DATA TO USE:
= = = = =

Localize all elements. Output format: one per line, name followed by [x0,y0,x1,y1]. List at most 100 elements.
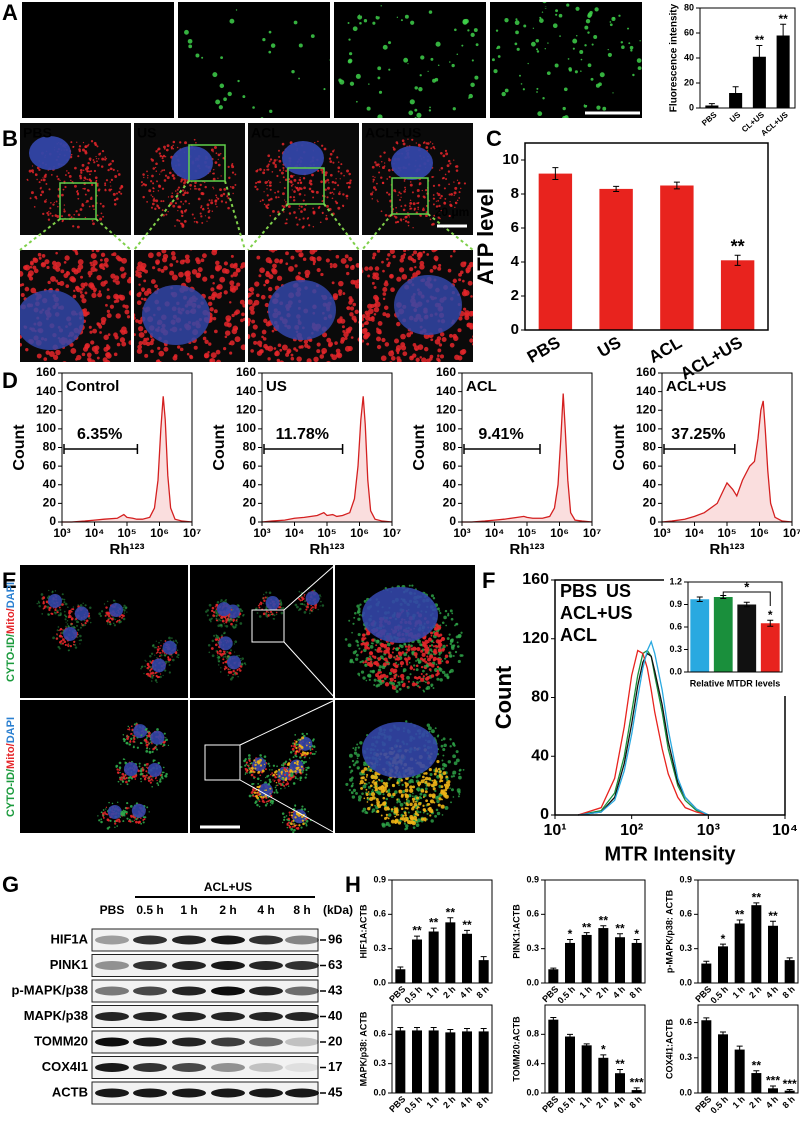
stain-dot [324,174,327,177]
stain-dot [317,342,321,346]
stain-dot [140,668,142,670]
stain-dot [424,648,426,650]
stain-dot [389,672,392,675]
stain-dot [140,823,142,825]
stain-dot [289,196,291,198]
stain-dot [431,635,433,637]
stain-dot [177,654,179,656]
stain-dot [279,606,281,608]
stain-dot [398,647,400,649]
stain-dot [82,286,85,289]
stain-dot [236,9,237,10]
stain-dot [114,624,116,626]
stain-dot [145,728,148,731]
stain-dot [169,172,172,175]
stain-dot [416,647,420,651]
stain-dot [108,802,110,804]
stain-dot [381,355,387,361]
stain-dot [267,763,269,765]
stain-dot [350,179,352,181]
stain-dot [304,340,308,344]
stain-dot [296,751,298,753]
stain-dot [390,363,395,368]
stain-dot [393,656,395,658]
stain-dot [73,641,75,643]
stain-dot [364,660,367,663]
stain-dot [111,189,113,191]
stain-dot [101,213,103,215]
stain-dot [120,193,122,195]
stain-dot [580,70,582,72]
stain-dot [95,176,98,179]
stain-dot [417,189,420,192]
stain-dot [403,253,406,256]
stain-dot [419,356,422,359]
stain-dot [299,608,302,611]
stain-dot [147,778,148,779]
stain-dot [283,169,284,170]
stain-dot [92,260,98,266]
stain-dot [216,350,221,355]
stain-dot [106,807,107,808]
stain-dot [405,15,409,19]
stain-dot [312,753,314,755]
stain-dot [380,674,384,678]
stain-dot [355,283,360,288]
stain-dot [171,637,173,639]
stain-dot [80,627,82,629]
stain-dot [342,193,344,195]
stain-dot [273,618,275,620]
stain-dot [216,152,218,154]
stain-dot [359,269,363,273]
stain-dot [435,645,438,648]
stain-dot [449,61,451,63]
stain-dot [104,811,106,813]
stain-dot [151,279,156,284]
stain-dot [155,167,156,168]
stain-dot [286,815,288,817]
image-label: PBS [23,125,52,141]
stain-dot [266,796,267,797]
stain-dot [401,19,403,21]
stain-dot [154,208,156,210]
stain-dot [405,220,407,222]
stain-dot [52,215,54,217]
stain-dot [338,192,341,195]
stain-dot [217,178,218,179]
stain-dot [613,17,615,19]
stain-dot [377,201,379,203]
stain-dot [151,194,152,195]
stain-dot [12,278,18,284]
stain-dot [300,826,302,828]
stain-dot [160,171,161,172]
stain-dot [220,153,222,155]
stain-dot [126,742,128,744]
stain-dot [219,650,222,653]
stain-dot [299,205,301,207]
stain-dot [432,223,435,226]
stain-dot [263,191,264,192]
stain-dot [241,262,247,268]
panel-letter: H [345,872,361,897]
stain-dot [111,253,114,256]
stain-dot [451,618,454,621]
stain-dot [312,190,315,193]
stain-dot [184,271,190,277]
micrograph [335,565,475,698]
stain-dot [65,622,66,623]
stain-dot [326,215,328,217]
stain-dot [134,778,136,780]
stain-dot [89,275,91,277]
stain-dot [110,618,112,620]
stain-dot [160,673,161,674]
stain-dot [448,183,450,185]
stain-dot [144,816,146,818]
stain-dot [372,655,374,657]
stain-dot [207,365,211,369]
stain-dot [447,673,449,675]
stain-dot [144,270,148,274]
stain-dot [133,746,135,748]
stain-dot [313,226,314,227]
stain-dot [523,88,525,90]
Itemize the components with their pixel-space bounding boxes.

= = = = =

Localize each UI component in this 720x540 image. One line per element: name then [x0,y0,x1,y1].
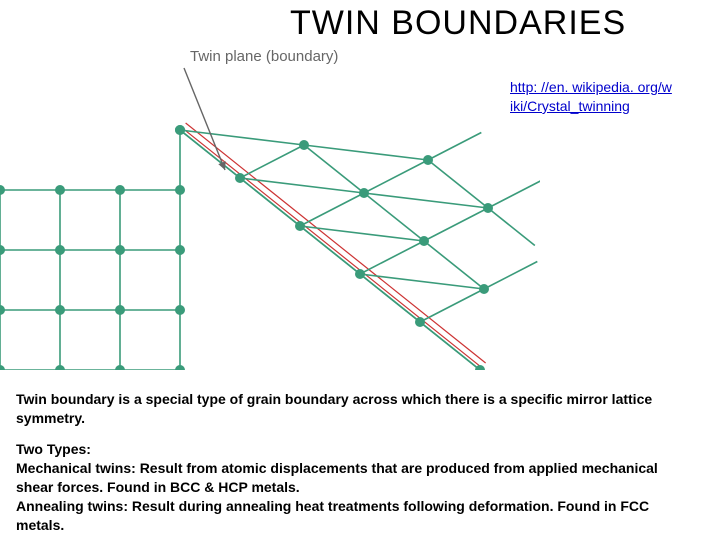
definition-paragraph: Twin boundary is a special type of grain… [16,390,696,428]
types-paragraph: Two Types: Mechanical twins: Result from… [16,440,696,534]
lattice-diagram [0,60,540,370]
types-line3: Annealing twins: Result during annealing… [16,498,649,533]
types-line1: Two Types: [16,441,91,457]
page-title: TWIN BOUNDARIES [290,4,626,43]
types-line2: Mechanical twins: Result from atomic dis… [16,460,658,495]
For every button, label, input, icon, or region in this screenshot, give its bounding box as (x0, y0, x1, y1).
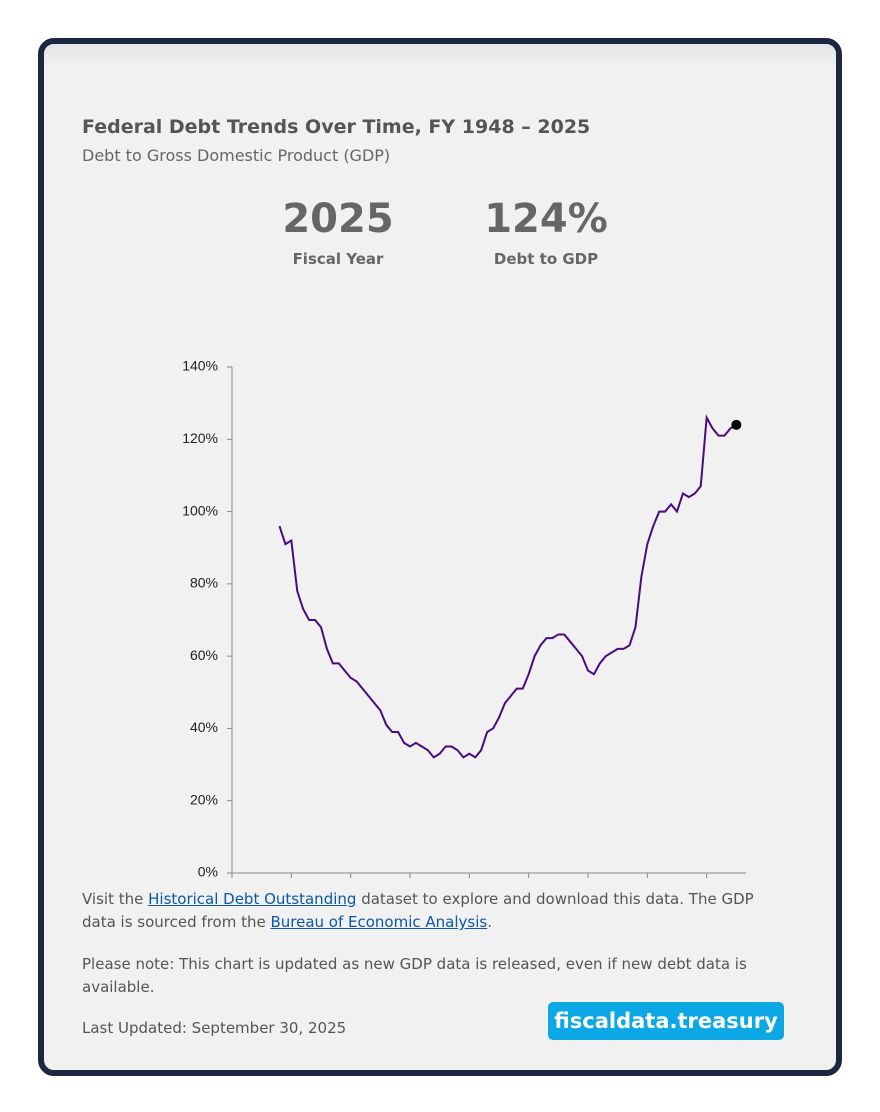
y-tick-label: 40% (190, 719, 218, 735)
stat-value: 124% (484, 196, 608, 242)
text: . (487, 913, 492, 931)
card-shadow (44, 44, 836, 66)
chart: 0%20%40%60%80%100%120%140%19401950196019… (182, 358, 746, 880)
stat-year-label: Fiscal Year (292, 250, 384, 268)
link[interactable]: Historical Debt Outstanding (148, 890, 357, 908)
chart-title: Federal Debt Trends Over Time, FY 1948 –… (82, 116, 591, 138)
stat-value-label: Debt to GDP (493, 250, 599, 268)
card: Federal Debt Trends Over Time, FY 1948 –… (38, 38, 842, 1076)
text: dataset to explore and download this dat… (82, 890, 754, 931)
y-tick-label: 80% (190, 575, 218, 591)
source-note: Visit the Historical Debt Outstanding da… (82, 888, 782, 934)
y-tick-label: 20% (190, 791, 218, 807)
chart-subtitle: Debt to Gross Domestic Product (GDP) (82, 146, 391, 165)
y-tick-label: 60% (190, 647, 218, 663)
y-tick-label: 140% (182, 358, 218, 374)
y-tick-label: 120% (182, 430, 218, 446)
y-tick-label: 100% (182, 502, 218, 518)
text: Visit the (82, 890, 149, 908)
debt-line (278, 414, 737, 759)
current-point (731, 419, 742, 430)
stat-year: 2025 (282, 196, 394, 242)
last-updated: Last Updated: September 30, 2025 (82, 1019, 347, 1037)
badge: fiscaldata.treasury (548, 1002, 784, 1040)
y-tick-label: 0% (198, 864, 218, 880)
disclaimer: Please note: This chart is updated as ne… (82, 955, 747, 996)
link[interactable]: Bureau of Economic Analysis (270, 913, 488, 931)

= = = = =

PROBLEM STATEMENT: Rewrite the stretch of entries that opens with the line containing "definition-paragraph: Twin boundary" and closes with the line containing "For every button, label, input, icon, or", replacing "Result" with "Arise" and leaving everything else unchanged.

ANSWER FOR THE TASK:
definition-paragraph: Twin boundary is a special type of grain… [16,390,696,428]
types-paragraph: Two Types: Mechanical twins: Arise from… [16,440,696,534]
lattice-diagram [0,60,540,370]
types-line3: Annealing twins: Arise during annealing… [16,498,649,533]
types-line1: Two Types: [16,441,91,457]
page-title: TWIN BOUNDARIES [290,4,626,43]
types-line2: Mechanical twins: Arise from atomic dis… [16,460,658,495]
For every button, label, input, icon, or region in this screenshot, give its bounding box as (x0, y0, x1, y1).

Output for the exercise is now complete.